**Aim 1:** In the passage on polygyny, how does the reply say the Bible presents marriage and singleness?

Over the years since i accepted polygyny as a Biblically sanctified form of marriage, I have noticed that many feel they are "called" by God to be polygynous. I wonder tho, is polygyny a higher calling, or is it simply another choice in life that we make. Does God predestine, or predetermine that we are going to be celibate, monogaous, or polygynous?

And a bit of a follow up question, Is polygyny a higher calling than monogamy, or celibacy, meant only for those who have a more Spirit filled life, or a higher purpose in life?

Paul
 
Great questions, I believe that plural marriage is a choice not a specific calling to some and not others. That is an act of our will, as volitional creatures. Without the volitional will, relationships become machanic and lose the personal aspect of it. which is why god gave us freedom to chose because he disired personal relationship himself. With that said it does'nt negate the idea of it being a calling because a calling still requires a will to respond to it, but in the end its still choice not preordaination. Enough of that let me express my personal opions. I believe it is a personal choice that is not more spirituel than other states, such as monogamy or singleness. Plural marriage is not mentioned as a third way. There is married or single however in 1 Cor Paul does say say that some have a gift of singleness and Jesus also. The bible presents it like this marriage is a blessing and singleness is a gift both are spiritual and both are from the Lord.

**Given records:**
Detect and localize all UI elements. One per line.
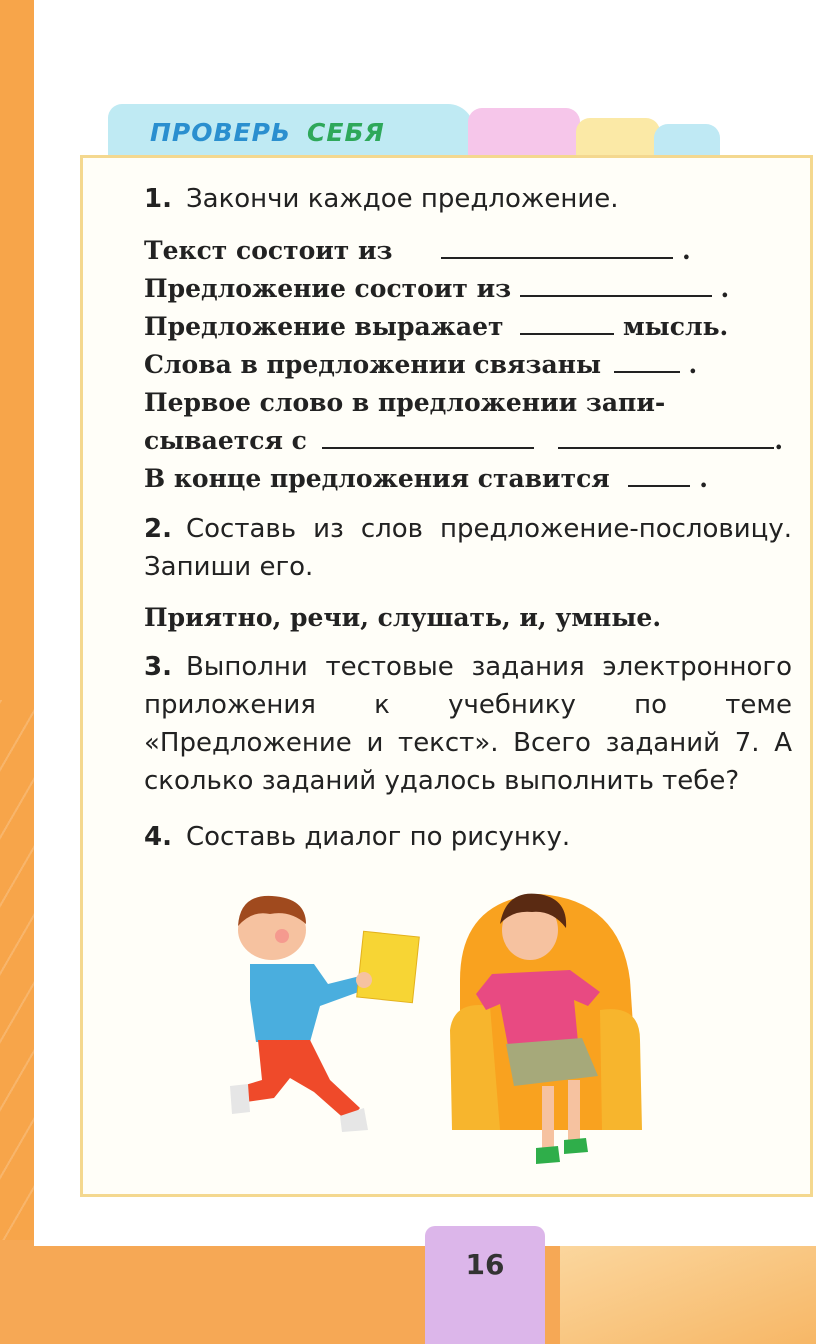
sentence-line: Предложение состоит из .	[144, 274, 730, 303]
task-number: 1.	[144, 184, 172, 214]
sentence-line: В конце предложения ставится .	[144, 464, 708, 493]
answer-blank[interactable]	[520, 311, 614, 335]
task-1	[144, 180, 792, 218]
sentence-line: Слова в предложении связаны .	[144, 350, 698, 379]
tab-yellow	[576, 118, 660, 160]
sentence-line: Текст состоит из .	[144, 236, 691, 265]
task-3	[144, 648, 792, 800]
task-number: 2.	[144, 514, 172, 544]
section-title	[150, 118, 385, 147]
answer-blank[interactable]	[614, 349, 680, 373]
sentence-line: сывается с .	[144, 426, 784, 455]
task-text: Составь из слов предложение-пословицу. Запиши его.	[144, 514, 792, 582]
answer-blank[interactable]	[441, 235, 673, 259]
task-2	[144, 510, 792, 586]
answer-blank[interactable]	[558, 425, 774, 449]
section-title-word2: СЕБЯ	[307, 118, 385, 147]
sentence-line: Первое слово в предложении запи-	[144, 388, 666, 417]
task-number: 3.	[144, 652, 172, 682]
task-text: Составь диалог по рисунку.	[185, 822, 571, 852]
task-text: Закончи каждое предложение.	[185, 184, 619, 214]
exercise-content	[144, 180, 792, 856]
section-title-word1: ПРОВЕРЬ	[150, 118, 292, 147]
boy-figure	[230, 896, 419, 1132]
answer-blank[interactable]	[520, 273, 712, 297]
task-4	[144, 818, 792, 856]
task-number: 4.	[144, 822, 172, 852]
page-background-bottom-right	[560, 1240, 816, 1344]
task-text: Выполни тестовые задания электронного приложения к учебнику по теме «Предложение и текст». Всего заданий 7. А сколько заданий удалось выполнить тебе?	[144, 652, 792, 796]
page-number: 16	[465, 1248, 505, 1281]
answer-blank[interactable]	[628, 463, 690, 487]
tab-pink	[468, 108, 580, 160]
sentence-list	[144, 232, 792, 498]
girl-in-armchair	[450, 894, 642, 1164]
page-number-tab	[425, 1226, 545, 1344]
answer-blank[interactable]	[322, 425, 534, 449]
proverb-words: Приятно, речи, слушать, и, умные.	[144, 603, 662, 632]
sentence-line: Предложение выражает мысль.	[144, 312, 729, 341]
header-tabs	[0, 0, 816, 170]
illustration-boy-and-girl	[210, 880, 680, 1180]
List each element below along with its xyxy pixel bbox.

**Aim 2:** Return the lines of the entries from the line with "sentence-line: Предложение состоит" up to and including the line with "sentence-line: Текст состоит", copied character for character.

**Correct output 1:** It presents marriage as a blessing and singleness as a gift, both spiritual and both from the Lord.

**Correct output 2:**
sentence-line: Предложение состоит из .	[144, 274, 730, 303]
task-number: 1.	[144, 184, 172, 214]
sentence-line: В конце предложения ставится .	[144, 464, 708, 493]
answer-blank[interactable]	[520, 311, 614, 335]
task-1	[144, 180, 792, 218]
sentence-line: Слова в предложении связаны .	[144, 350, 698, 379]
tab-yellow	[576, 118, 660, 160]
sentence-line: Текст состоит из .	[144, 236, 691, 265]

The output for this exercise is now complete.